Render the part of the listing below that begins with the line containing "Give me the" and ends with the line containing "date-time-icon — [72, 414, 106, 448]" as a JSON list of strings. Use one string per line, include both end lines, and leave out blank lines.

## Entries
## START

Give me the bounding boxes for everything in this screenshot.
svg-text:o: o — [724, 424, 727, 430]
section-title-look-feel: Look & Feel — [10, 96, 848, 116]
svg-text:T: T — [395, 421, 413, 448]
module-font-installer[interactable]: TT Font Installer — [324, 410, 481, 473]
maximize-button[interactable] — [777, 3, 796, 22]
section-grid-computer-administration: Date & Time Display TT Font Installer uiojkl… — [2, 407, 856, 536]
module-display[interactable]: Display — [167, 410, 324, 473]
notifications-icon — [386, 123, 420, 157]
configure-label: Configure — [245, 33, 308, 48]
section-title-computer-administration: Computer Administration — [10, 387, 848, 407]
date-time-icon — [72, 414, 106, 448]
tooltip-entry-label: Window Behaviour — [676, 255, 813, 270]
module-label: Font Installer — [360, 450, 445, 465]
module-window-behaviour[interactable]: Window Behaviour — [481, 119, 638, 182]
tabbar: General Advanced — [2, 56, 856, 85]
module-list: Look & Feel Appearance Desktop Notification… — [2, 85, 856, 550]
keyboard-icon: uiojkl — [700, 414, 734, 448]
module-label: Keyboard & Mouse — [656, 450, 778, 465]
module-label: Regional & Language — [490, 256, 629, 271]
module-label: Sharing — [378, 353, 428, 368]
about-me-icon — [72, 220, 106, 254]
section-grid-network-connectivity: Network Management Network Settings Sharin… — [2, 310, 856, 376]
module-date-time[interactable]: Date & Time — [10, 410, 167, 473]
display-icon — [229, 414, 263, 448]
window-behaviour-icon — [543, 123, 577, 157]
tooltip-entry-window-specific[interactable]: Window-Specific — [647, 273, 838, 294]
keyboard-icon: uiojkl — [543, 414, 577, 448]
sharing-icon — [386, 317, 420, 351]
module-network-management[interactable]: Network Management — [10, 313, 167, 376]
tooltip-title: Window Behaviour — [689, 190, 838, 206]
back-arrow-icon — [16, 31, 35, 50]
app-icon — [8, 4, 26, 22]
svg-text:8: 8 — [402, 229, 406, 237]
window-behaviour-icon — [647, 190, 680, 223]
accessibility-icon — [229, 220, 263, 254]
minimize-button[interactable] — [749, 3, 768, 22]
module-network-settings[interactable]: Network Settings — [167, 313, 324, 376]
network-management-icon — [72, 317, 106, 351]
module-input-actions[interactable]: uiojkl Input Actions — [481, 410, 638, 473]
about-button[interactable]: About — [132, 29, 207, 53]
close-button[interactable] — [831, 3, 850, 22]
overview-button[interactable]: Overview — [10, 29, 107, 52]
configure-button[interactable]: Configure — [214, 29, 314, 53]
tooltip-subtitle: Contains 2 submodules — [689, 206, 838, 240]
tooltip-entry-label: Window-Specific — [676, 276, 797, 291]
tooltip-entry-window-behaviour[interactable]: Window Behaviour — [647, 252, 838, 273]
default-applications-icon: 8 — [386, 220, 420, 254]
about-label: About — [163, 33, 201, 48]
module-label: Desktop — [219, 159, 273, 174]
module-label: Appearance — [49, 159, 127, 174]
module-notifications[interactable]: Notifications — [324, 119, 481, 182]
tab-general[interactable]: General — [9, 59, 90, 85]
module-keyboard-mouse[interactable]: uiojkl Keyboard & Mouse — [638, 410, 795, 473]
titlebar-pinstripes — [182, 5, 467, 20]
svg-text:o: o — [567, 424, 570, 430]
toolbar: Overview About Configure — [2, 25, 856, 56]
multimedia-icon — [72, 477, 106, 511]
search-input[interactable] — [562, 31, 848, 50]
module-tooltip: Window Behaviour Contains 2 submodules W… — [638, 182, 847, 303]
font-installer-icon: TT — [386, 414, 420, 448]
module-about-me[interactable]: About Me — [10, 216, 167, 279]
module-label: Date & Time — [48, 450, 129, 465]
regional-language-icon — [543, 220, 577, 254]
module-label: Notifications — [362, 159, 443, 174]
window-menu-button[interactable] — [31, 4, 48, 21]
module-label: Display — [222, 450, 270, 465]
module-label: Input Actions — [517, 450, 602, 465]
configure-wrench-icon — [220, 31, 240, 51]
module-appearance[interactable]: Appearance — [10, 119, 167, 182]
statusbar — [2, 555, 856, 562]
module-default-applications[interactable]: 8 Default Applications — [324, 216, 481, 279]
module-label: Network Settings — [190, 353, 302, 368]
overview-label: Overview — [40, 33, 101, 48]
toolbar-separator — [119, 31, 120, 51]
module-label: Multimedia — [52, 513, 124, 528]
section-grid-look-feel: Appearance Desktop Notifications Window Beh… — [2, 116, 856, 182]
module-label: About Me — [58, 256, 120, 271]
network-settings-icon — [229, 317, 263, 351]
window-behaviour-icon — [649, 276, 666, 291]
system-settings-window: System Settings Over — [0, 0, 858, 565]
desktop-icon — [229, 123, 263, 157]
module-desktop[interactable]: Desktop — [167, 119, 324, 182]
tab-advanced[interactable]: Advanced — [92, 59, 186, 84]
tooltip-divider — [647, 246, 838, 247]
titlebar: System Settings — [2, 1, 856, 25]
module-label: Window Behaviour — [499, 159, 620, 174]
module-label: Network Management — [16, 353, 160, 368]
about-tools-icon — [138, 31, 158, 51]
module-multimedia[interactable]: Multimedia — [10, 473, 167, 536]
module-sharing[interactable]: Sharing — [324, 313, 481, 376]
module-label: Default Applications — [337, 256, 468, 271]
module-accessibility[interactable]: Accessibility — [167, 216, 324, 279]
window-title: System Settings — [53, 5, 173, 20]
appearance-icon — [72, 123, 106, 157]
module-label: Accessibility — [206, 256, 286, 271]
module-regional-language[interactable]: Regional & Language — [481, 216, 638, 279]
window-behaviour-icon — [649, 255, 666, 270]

## END
## START

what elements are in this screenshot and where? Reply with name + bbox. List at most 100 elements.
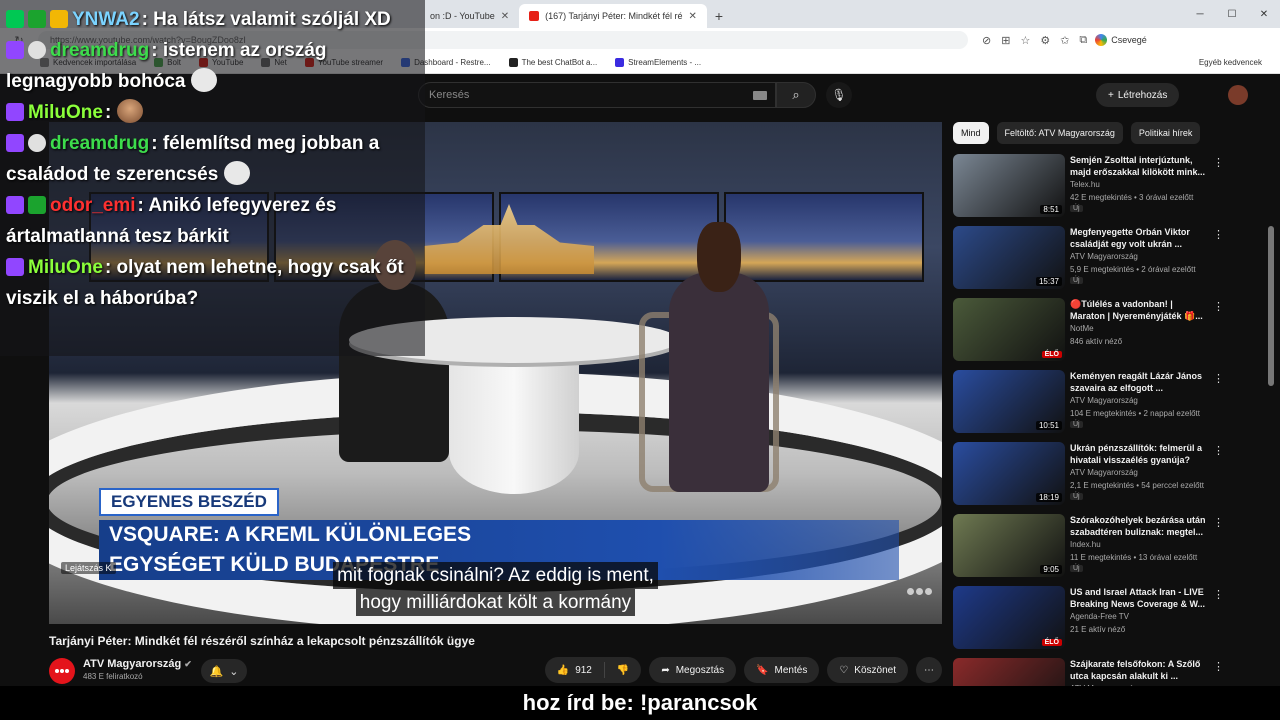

## END

## Solution to this problem
[
  "Give me the bounding boxes for everything in this screenshot.",
  "svg-text:o: o — [724, 424, 727, 430]",
  "section-title-look-feel: Look & Feel — [10, 96, 848, 116]",
  "svg-text:T: T — [395, 421, 413, 448]",
  "module-font-installer[interactable]: TT Font Installer — [324, 410, 481, 473]",
  "maximize-button[interactable] — [777, 3, 796, 22]",
  "section-grid-computer-administration: Date & Time Display TT Font Installer uiojkl… — [2, 407, 856, 536]",
  "module-display[interactable]: Display — [167, 410, 324, 473]",
  "notifications-icon — [386, 123, 420, 157]",
  "configure-label: Configure — [245, 33, 308, 48]",
  "section-title-computer-administration: Computer Administration — [10, 387, 848, 407]",
  "date-time-icon — [72, 414, 106, 448]"
]